Find and copy every line in the records that includes the string "Salems".

• Supplied records
___
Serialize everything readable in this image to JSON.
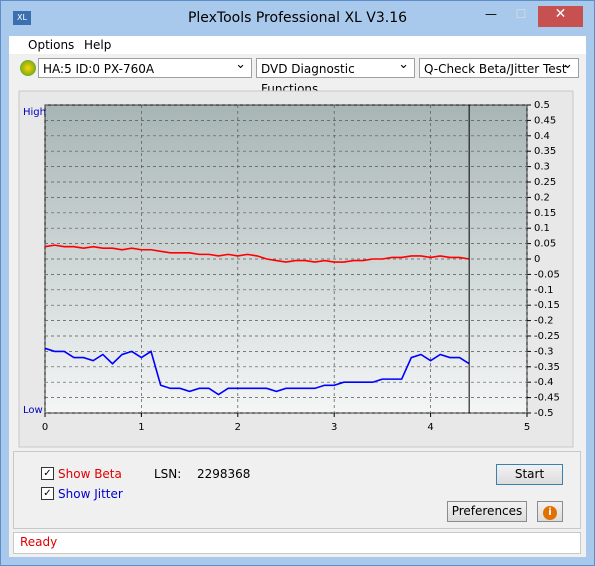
{
  "window": {
    "title": "PlexTools Professional XL V3.16"
  },
  "menu": [
    "Options",
    "Help"
  ],
  "toolbar": {
    "drive": "HA:5 ID:0  PX-760A",
    "function": "DVD Diagnostic Functions",
    "test": "Q-Check Beta/Jitter Test"
  },
  "chart_data": {
    "type": "line",
    "y_high_label": "High",
    "y_low_label": "Low",
    "x": [
      0,
      0.1,
      0.2,
      0.3,
      0.4,
      0.5,
      0.6,
      0.7,
      0.8,
      0.9,
      1.0,
      1.1,
      1.2,
      1.3,
      1.4,
      1.5,
      1.6,
      1.7,
      1.8,
      1.9,
      2.0,
      2.1,
      2.2,
      2.3,
      2.4,
      2.5,
      2.6,
      2.7,
      2.8,
      2.9,
      3.0,
      3.1,
      3.2,
      3.3,
      3.4,
      3.5,
      3.6,
      3.7,
      3.8,
      3.9,
      4.0,
      4.1,
      4.2,
      4.3,
      4.4
    ],
    "series": [
      {
        "name": "Beta",
        "color": "#ff0000",
        "values": [
          0.04,
          0.045,
          0.04,
          0.04,
          0.035,
          0.04,
          0.035,
          0.035,
          0.03,
          0.035,
          0.03,
          0.03,
          0.025,
          0.02,
          0.02,
          0.02,
          0.015,
          0.015,
          0.01,
          0.015,
          0.01,
          0.015,
          0.01,
          0.0,
          -0.005,
          -0.01,
          -0.005,
          -0.005,
          -0.01,
          -0.005,
          -0.01,
          -0.01,
          -0.005,
          -0.005,
          0.0,
          0.0,
          0.005,
          0.005,
          0.01,
          0.01,
          0.005,
          0.01,
          0.005,
          0.005,
          0.0
        ]
      },
      {
        "name": "Jitter",
        "color": "#0000ff",
        "values": [
          -0.29,
          -0.3,
          -0.3,
          -0.32,
          -0.32,
          -0.33,
          -0.31,
          -0.34,
          -0.31,
          -0.3,
          -0.32,
          -0.3,
          -0.41,
          -0.42,
          -0.42,
          -0.43,
          -0.42,
          -0.42,
          -0.44,
          -0.42,
          -0.42,
          -0.42,
          -0.42,
          -0.42,
          -0.43,
          -0.42,
          -0.42,
          -0.42,
          -0.42,
          -0.41,
          -0.41,
          -0.4,
          -0.4,
          -0.4,
          -0.4,
          -0.39,
          -0.39,
          -0.39,
          -0.32,
          -0.31,
          -0.33,
          -0.31,
          -0.32,
          -0.32,
          -0.34
        ]
      }
    ],
    "xlim": [
      0,
      5
    ],
    "xticks": [
      0,
      1,
      2,
      3,
      4,
      5
    ],
    "ylim": [
      -0.5,
      0.5
    ],
    "yticks": [
      0.5,
      0.45,
      0.4,
      0.35,
      0.3,
      0.25,
      0.2,
      0.15,
      0.1,
      0.05,
      0,
      -0.05,
      -0.1,
      -0.15,
      -0.2,
      -0.25,
      -0.3,
      -0.35,
      -0.4,
      -0.45,
      -0.5
    ],
    "grid": true
  },
  "controls": {
    "show_beta": "Show Beta",
    "show_jitter": "Show Jitter",
    "lsn_label": "LSN:",
    "lsn_value": "2298368",
    "start": "Start",
    "preferences": "Preferences"
  },
  "status": "Ready"
}
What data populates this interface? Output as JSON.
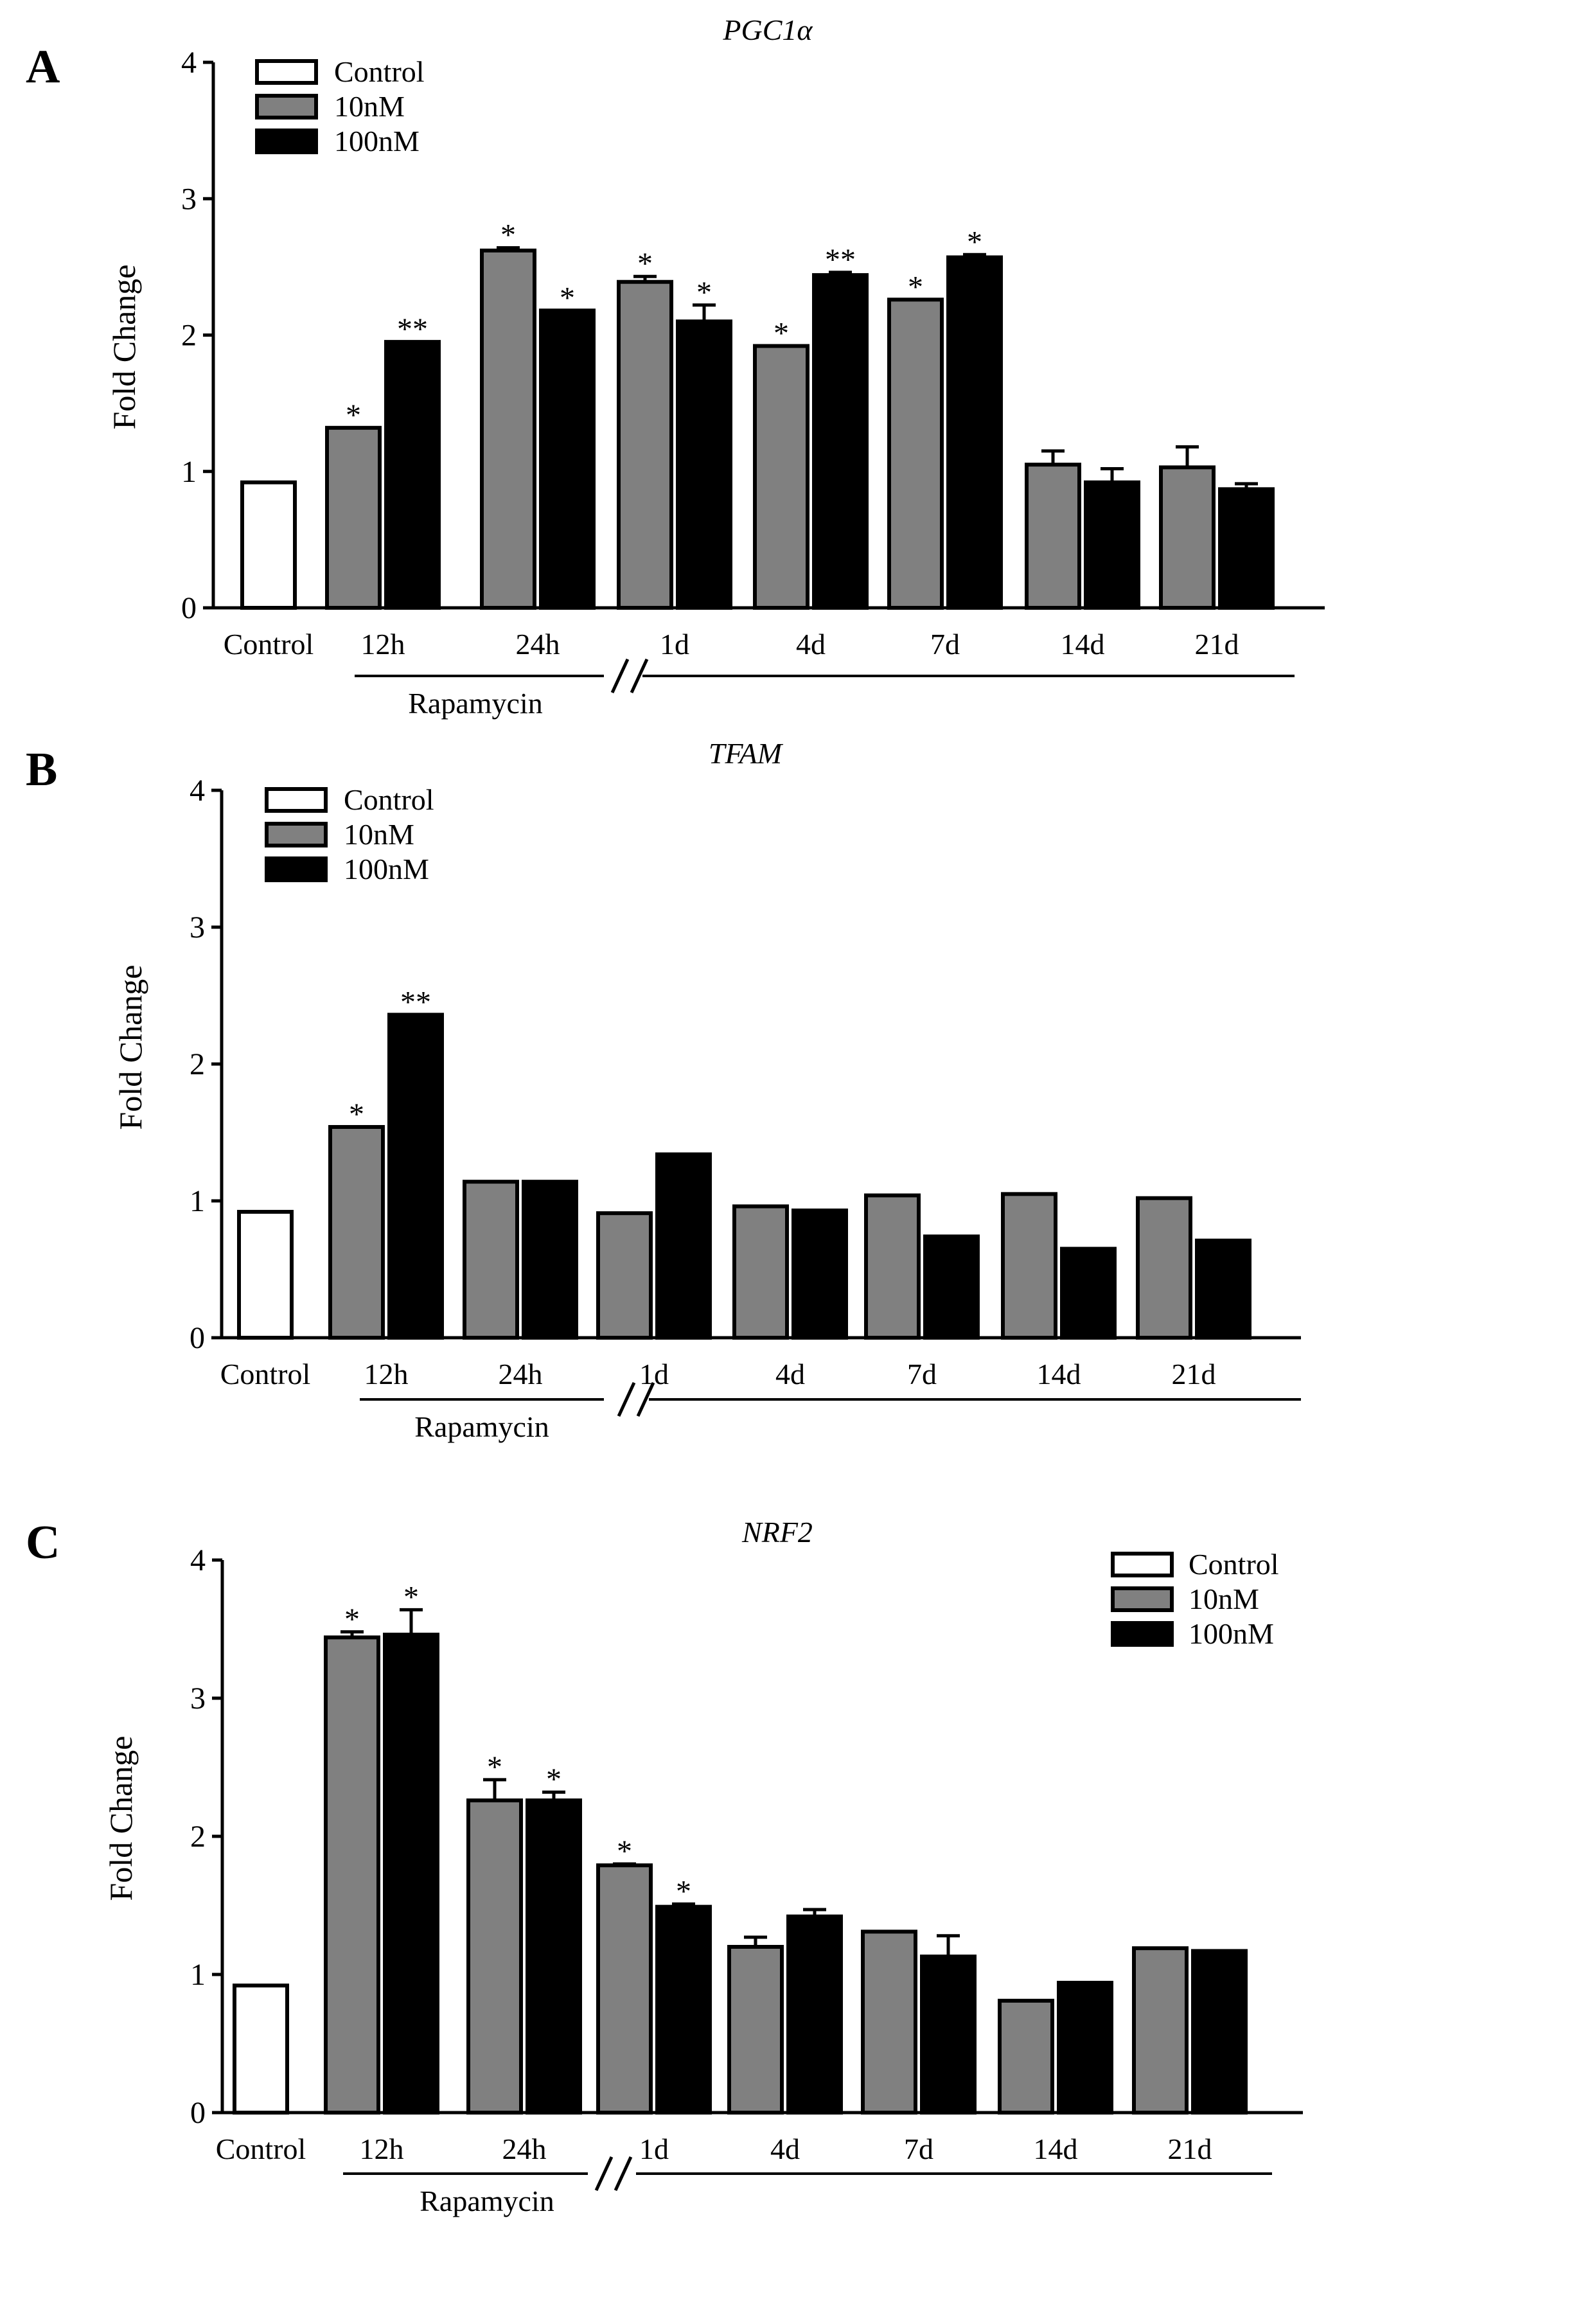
{
  "chart_data": [
    {
      "panel": "A",
      "type": "bar",
      "title": "PGC1α",
      "ylabel": "Fold Change",
      "ylim": [
        0,
        4
      ],
      "yticks": [
        "0",
        "1",
        "2",
        "3",
        "4"
      ],
      "categories": [
        "Control",
        "12h",
        "24h",
        "1d",
        "4d",
        "7d",
        "14d",
        "21d"
      ],
      "group_label": "Rapamycin",
      "legend": {
        "position": "top-left",
        "entries": [
          "Control",
          "10nM",
          "100nM"
        ]
      },
      "colors": {
        "Control": "#ffffff",
        "10nM": "#808080",
        "100nM": "#000000"
      },
      "series": [
        {
          "name": "Control",
          "values": [
            0.92,
            null,
            null,
            null,
            null,
            null,
            null,
            null
          ],
          "errors": [
            0,
            null,
            null,
            null,
            null,
            null,
            null,
            null
          ],
          "stars": [
            "",
            "",
            "",
            "",
            "",
            "",
            "",
            ""
          ]
        },
        {
          "name": "10nM",
          "values": [
            null,
            1.32,
            2.62,
            2.39,
            1.92,
            2.26,
            1.05,
            1.03
          ],
          "errors": [
            null,
            0,
            0.02,
            0.04,
            0,
            0,
            0.1,
            0.15
          ],
          "stars": [
            "",
            "*",
            "*",
            "*",
            "*",
            "*",
            "",
            ""
          ]
        },
        {
          "name": "100nM",
          "values": [
            null,
            1.95,
            2.18,
            2.1,
            2.44,
            2.57,
            0.92,
            0.87
          ],
          "errors": [
            null,
            0,
            0,
            0.12,
            0.02,
            0.02,
            0.1,
            0.04
          ],
          "stars": [
            "",
            "**",
            "*",
            "*",
            "**",
            "*",
            "",
            ""
          ]
        }
      ]
    },
    {
      "panel": "B",
      "type": "bar",
      "title": "TFAM",
      "ylabel": "Fold Change",
      "ylim": [
        0,
        4
      ],
      "yticks": [
        "0",
        "1",
        "2",
        "3",
        "4"
      ],
      "categories": [
        "Control",
        "12h",
        "24h",
        "1d",
        "4d",
        "7d",
        "14d",
        "21d"
      ],
      "group_label": "Rapamycin",
      "legend": {
        "position": "top-left",
        "entries": [
          "Control",
          "10nM",
          "100nM"
        ]
      },
      "colors": {
        "Control": "#ffffff",
        "10nM": "#808080",
        "100nM": "#000000"
      },
      "series": [
        {
          "name": "Control",
          "values": [
            0.92,
            null,
            null,
            null,
            null,
            null,
            null,
            null
          ],
          "errors": [
            0,
            null,
            null,
            null,
            null,
            null,
            null,
            null
          ],
          "stars": [
            "",
            "",
            "",
            "",
            "",
            "",
            "",
            ""
          ]
        },
        {
          "name": "10nM",
          "values": [
            null,
            1.54,
            1.14,
            0.91,
            0.96,
            1.04,
            1.05,
            1.02
          ],
          "errors": [
            null,
            0,
            0,
            0,
            0,
            0,
            0,
            0
          ],
          "stars": [
            "",
            "*",
            "",
            "",
            "",
            "",
            "",
            ""
          ]
        },
        {
          "name": "100nM",
          "values": [
            null,
            2.36,
            1.14,
            1.34,
            0.93,
            0.74,
            0.65,
            0.71
          ],
          "errors": [
            null,
            0,
            0,
            0,
            0,
            0,
            0,
            0
          ],
          "stars": [
            "",
            "**",
            "",
            "",
            "",
            "",
            "",
            ""
          ]
        }
      ]
    },
    {
      "panel": "C",
      "type": "bar",
      "title": "NRF2",
      "ylabel": "Fold Change",
      "ylim": [
        0,
        4
      ],
      "yticks": [
        "0",
        "1",
        "2",
        "3",
        "4"
      ],
      "categories": [
        "Control",
        "12h",
        "24h",
        "1d",
        "4d",
        "7d",
        "14d",
        "21d"
      ],
      "group_label": "Rapamycin",
      "legend": {
        "position": "top-right",
        "entries": [
          "Control",
          "10nM",
          "100nM"
        ]
      },
      "colors": {
        "Control": "#ffffff",
        "10nM": "#808080",
        "100nM": "#000000"
      },
      "series": [
        {
          "name": "Control",
          "values": [
            0.92,
            null,
            null,
            null,
            null,
            null,
            null,
            null
          ],
          "errors": [
            0,
            null,
            null,
            null,
            null,
            null,
            null,
            null
          ],
          "stars": [
            "",
            "",
            "",
            "",
            "",
            "",
            "",
            ""
          ]
        },
        {
          "name": "10nM",
          "values": [
            null,
            3.44,
            2.26,
            1.79,
            1.2,
            1.31,
            0.81,
            1.19
          ],
          "errors": [
            null,
            0.04,
            0.15,
            0.01,
            0.07,
            0,
            0,
            0
          ],
          "stars": [
            "",
            "*",
            "*",
            "*",
            "",
            "",
            "",
            ""
          ]
        },
        {
          "name": "100nM",
          "values": [
            null,
            3.46,
            2.26,
            1.49,
            1.42,
            1.13,
            0.94,
            1.17
          ],
          "errors": [
            null,
            0.18,
            0.06,
            0.02,
            0.05,
            0.15,
            0,
            0
          ],
          "stars": [
            "",
            "*",
            "*",
            "*",
            "",
            "",
            "",
            ""
          ]
        }
      ]
    }
  ]
}
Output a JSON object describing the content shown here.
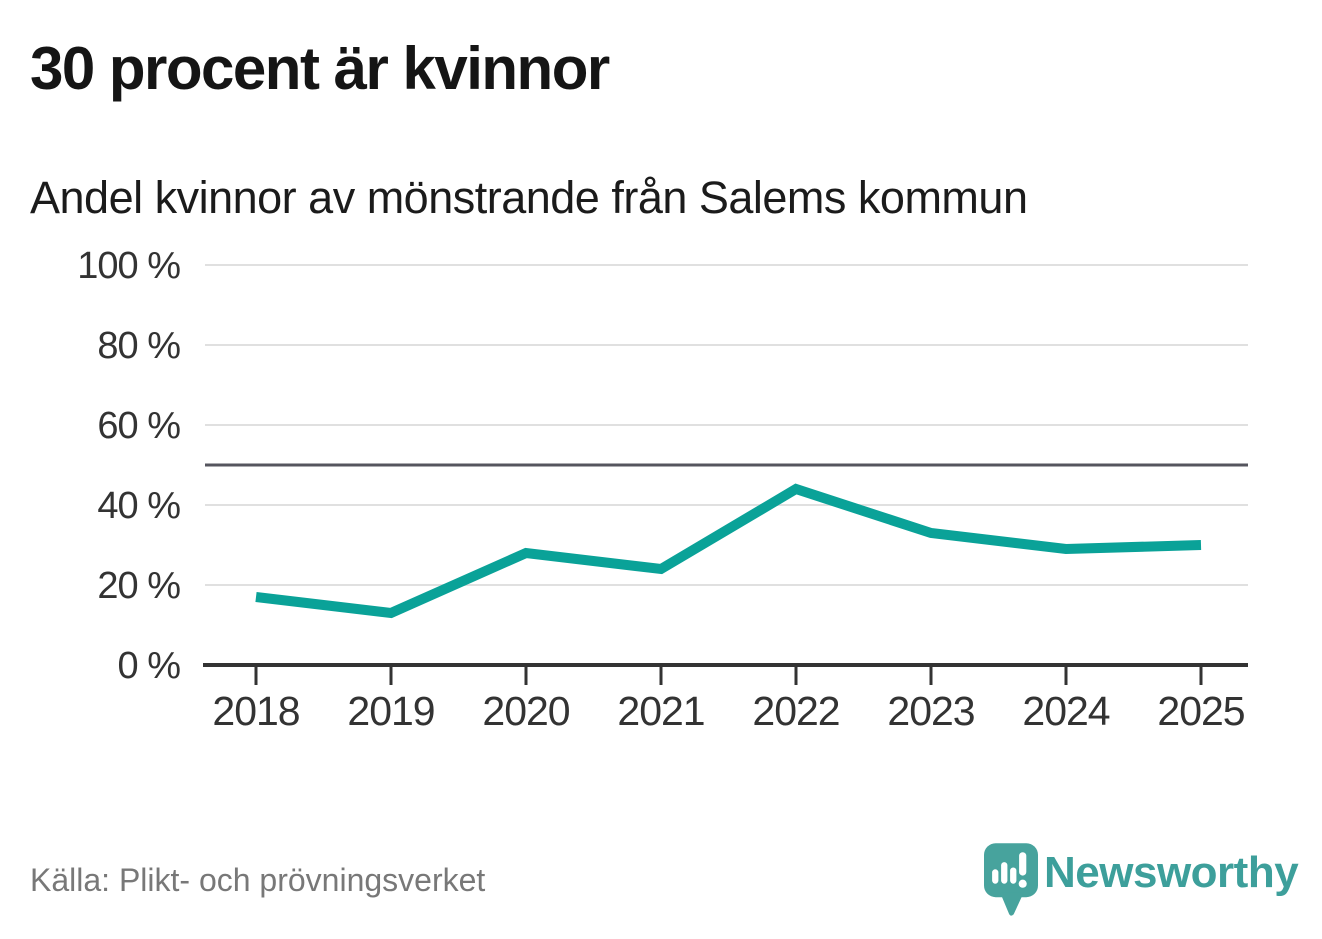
{
  "header": {
    "title": "30 procent är kvinnor",
    "subtitle": "Andel kvinnor av mönstrande från Salems kommun"
  },
  "chart_data": {
    "type": "line",
    "title": "30 procent är kvinnor",
    "subtitle": "Andel kvinnor av mönstrande från Salems kommun",
    "categories": [
      "2018",
      "2019",
      "2020",
      "2021",
      "2022",
      "2023",
      "2024",
      "2025"
    ],
    "series": [
      {
        "name": "Andel kvinnor av mönstrande",
        "values": [
          17,
          13,
          28,
          24,
          44,
          33,
          29,
          30
        ],
        "color": "#0aa298"
      }
    ],
    "unit": "%",
    "ylim": [
      0,
      100
    ],
    "yticks": [
      0,
      20,
      40,
      60,
      80,
      100
    ],
    "ytick_labels": [
      "0 %",
      "20 %",
      "40 %",
      "60 %",
      "80 %",
      "100 %"
    ],
    "xlabel": "",
    "ylabel": "",
    "reference_line": {
      "value": 50
    },
    "grid": "horizontal",
    "legend": "none"
  },
  "footer": {
    "source": "Källa: Plikt- och prövningsverket",
    "brand": {
      "name": "Newsworthy",
      "icon": "newsworthy-speech-bubble-chart-icon"
    }
  },
  "colors": {
    "background": "#ffffff",
    "line": "#0aa298",
    "grid": "#e0e0e0",
    "axis": "#333333",
    "tick_text": "#333333",
    "reference_line": "#55555e",
    "title": "#151515",
    "subtitle": "#1b1b1b",
    "source_text": "#787878",
    "brand": "#3d9f9b",
    "brand_icon": "#47a39d"
  }
}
___
• Full solution
    "subtitle": "Andel kvinnor av mönstrande från Salems kommun"
    "subtitle": "Andel kvinnor av mönstrande från Salems kommun",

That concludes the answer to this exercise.